▶ [INSTRUCTIONS TO FOLLOW]:
Restate the full set of records exactly, without adding or dropping a word.

▶ [RECORDS TO USE]:

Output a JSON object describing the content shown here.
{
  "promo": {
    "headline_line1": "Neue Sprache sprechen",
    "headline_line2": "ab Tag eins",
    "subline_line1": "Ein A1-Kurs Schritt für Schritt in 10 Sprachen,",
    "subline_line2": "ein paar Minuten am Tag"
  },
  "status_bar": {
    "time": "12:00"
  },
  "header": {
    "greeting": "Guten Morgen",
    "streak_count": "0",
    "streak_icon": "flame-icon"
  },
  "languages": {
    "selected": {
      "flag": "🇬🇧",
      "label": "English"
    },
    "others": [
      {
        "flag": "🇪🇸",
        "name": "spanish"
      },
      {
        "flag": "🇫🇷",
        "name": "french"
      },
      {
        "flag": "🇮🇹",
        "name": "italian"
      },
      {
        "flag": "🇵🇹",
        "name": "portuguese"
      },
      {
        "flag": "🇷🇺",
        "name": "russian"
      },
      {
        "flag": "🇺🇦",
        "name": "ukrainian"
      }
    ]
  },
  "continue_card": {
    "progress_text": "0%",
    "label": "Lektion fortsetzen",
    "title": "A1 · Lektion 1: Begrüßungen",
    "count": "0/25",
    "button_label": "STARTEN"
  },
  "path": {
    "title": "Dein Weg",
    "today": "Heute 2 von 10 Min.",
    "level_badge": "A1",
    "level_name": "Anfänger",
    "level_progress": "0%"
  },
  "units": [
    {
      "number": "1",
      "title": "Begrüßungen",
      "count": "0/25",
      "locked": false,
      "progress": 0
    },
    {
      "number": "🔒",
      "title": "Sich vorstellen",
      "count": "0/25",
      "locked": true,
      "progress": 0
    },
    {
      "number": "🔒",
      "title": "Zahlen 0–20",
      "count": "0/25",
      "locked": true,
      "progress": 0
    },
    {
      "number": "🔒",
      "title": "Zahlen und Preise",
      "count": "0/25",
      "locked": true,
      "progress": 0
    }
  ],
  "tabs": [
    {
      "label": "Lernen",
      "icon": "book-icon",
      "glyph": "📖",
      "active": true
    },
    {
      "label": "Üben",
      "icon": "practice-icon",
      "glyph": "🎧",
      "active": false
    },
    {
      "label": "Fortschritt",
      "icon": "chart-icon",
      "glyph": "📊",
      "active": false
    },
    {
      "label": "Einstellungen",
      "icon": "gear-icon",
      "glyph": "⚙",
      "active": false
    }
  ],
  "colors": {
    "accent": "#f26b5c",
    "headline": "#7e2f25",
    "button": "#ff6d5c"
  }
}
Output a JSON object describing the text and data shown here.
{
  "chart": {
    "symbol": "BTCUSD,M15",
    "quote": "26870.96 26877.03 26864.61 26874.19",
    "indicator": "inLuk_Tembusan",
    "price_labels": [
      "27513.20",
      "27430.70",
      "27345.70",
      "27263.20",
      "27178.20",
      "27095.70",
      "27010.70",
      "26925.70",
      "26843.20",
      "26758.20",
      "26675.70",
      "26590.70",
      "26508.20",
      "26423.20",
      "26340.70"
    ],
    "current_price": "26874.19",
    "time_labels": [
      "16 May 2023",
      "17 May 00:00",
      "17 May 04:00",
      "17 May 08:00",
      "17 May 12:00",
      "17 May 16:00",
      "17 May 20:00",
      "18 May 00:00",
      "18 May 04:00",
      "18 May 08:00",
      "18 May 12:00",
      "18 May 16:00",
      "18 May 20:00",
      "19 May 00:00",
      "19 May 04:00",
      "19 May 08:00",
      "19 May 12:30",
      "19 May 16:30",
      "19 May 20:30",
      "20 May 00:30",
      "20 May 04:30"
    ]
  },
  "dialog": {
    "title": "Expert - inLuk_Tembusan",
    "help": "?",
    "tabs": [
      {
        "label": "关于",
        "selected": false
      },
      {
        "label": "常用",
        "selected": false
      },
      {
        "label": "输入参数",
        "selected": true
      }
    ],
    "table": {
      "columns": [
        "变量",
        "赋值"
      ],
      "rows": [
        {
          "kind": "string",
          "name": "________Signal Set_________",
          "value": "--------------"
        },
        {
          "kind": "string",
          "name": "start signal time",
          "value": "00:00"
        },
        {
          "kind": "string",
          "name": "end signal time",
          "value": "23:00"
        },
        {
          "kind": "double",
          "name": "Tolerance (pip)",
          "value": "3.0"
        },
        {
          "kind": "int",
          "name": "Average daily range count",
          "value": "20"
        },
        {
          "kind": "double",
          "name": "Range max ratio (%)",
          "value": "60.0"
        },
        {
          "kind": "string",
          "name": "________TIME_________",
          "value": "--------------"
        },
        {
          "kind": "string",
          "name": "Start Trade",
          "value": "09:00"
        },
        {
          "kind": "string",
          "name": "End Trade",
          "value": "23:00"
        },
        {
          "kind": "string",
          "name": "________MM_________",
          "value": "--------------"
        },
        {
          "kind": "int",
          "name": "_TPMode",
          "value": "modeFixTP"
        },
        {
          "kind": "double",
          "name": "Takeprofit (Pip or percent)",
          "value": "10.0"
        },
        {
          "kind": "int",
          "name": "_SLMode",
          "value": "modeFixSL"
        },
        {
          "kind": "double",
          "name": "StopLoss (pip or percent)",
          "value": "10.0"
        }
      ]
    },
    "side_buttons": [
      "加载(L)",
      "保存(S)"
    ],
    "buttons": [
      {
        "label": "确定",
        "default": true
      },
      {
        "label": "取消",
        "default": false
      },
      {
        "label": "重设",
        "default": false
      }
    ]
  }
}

▶ [SOLUTION FOR THIS EXERCISE]:
Output a JSON object describing the content shown here.
{
  "promo": {
    "headline_line1": "Neue Sprache sprechen",
    "headline_line2": "ab Tag eins",
    "subline_line1": "Ein A1-Kurs Schritt für Schritt in 10 Sprachen,",
    "subline_line2": "ein paar Minuten am Tag"
  },
  "status_bar": {
    "time": "12:00"
  },
  "header": {
    "greeting": "Guten Morgen",
    "streak_count": "0",
    "streak_icon": "flame-icon"
  },
  "languages": {
    "selected": {
      "flag": "🇬🇧",
      "label": "English"
    },
    "others": [
      {
        "flag": "🇪🇸",
        "name": "spanish"
      },
      {
        "flag": "🇫🇷",
        "name": "french"
      },
      {
        "flag": "🇮🇹",
        "name": "italian"
      },
      {
        "flag": "🇵🇹",
        "name": "portuguese"
      },
      {
        "flag": "🇷🇺",
        "name": "russian"
      },
      {
        "flag": "🇺🇦",
        "name": "ukrainian"
      }
    ]
  },
  "continue_card": {
    "progress_text": "0%",
    "label": "Lektion fortsetzen",
    "title": "A1 · Lektion 1: Begrüßungen",
    "count": "0/25",
    "button_label": "STARTEN"
  },
  "path": {
    "title": "Dein Weg",
    "today": "Heute 2 von 10 Min.",
    "level_badge": "A1",
    "level_name": "Anfänger",
    "level_progress": "0%"
  },
  "units": [
    {
      "number": "1",
      "title": "Begrüßungen",
      "count": "0/25",
      "locked": false,
      "progress": 0
    },
    {
      "number": "🔒",
      "title": "Sich vorstellen",
      "count": "0/25",
      "locked": true,
      "progress": 0
    },
    {
      "number": "🔒",
      "title": "Zahlen 0–20",
      "count": "0/25",
      "locked": true,
      "progress": 0
    },
    {
      "number": "🔒",
      "title": "Zahlen und Preise",
      "count": "0/25",
      "locked": true,
      "progress": 0
    }
  ],
  "tabs": [
    {
      "label": "Lernen",
      "icon": "book-icon",
      "glyph": "📖",
      "active": true
    },
    {
      "label": "Üben",
      "icon": "practice-icon",
      "glyph": "🎧",
      "active": false
    },
    {
      "label": "Fortschritt",
      "icon": "chart-icon",
      "glyph": "📊",
      "active": false
    },
    {
      "label": "Einstellungen",
      "icon": "gear-icon",
      "glyph": "⚙",
      "active": false
    }
  ],
  "colors": {
    "accent": "#f26b5c",
    "headline": "#7e2f25",
    "button": "#ff6d5c"
  }
}
Output a JSON object describing the text and data shown here.
{
  "chart": {
    "symbol": "BTCUSD,M15",
    "quote": "26870.96 26877.03 26864.61 26874.19",
    "indicator": "inLuk_Tembusan",
    "price_labels": [
      "27513.20",
      "27430.70",
      "27345.70",
      "27263.20",
      "27178.20",
      "27095.70",
      "27010.70",
      "26925.70",
      "26843.20",
      "26758.20",
      "26675.70",
      "26590.70",
      "26508.20",
      "26423.20",
      "26340.70"
    ],
    "current_price": "26874.19",
    "time_labels": [
      "16 May 2023",
      "17 May 00:00",
      "17 May 04:00",
      "17 May 08:00",
      "17 May 12:00",
      "17 May 16:00",
      "17 May 20:00",
      "18 May 00:00",
      "18 May 04:00",
      "18 May 08:00",
      "18 May 12:00",
      "18 May 16:00",
      "18 May 20:00",
      "19 May 00:00",
      "19 May 04:00",
      "19 May 08:00",
      "19 May 12:30",
      "19 May 16:30",
      "19 May 20:30",
      "20 May 00:30",
      "20 May 04:30"
    ]
  },
  "dialog": {
    "title": "Expert - inLuk_Tembusan",
    "help": "?",
    "tabs": [
      {
        "label": "关于",
        "selected": false
      },
      {
        "label": "常用",
        "selected": false
      },
      {
        "label": "输入参数",
        "selected": true
      }
    ],
    "table": {
      "columns": [
        "变量",
        "赋值"
      ],
      "rows": [
        {
          "kind": "string",
          "name": "________Signal Set_________",
          "value": "--------------"
        },
        {
          "kind": "string",
          "name": "start signal time",
          "value": "00:00"
        },
        {
          "kind": "string",
          "name": "end signal time",
          "value": "23:00"
        },
        {
          "kind": "double",
          "name": "Tolerance (pip)",
          "value": "3.0"
        },
        {
          "kind": "int",
          "name": "Average daily range count",
          "value": "20"
        },
        {
          "kind": "double",
          "name": "Range max ratio (%)",
          "value": "60.0"
        },
        {
          "kind": "string",
          "name": "________TIME_________",
          "value": "--------------"
        },
        {
          "kind": "string",
          "name": "Start Trade",
          "value": "09:00"
        },
        {
          "kind": "string",
          "name": "End Trade",
          "value": "23:00"
        },
        {
          "kind": "string",
          "name": "________MM_________",
          "value": "--------------"
        },
        {
          "kind": "int",
          "name": "_TPMode",
          "value": "modeFixTP"
        },
        {
          "kind": "double",
          "name": "Takeprofit (Pip or percent)",
          "value": "10.0"
        },
        {
          "kind": "int",
          "name": "_SLMode",
          "value": "modeFixSL"
        },
        {
          "kind": "double",
          "name": "StopLoss (pip or percent)",
          "value": "10.0"
        }
      ]
    },
    "side_buttons": [
      "加载(L)",
      "保存(S)"
    ],
    "buttons": [
      {
        "label": "确定",
        "default": true
      },
      {
        "label": "取消",
        "default": false
      },
      {
        "label": "重设",
        "default": false
      }
    ]
  }
}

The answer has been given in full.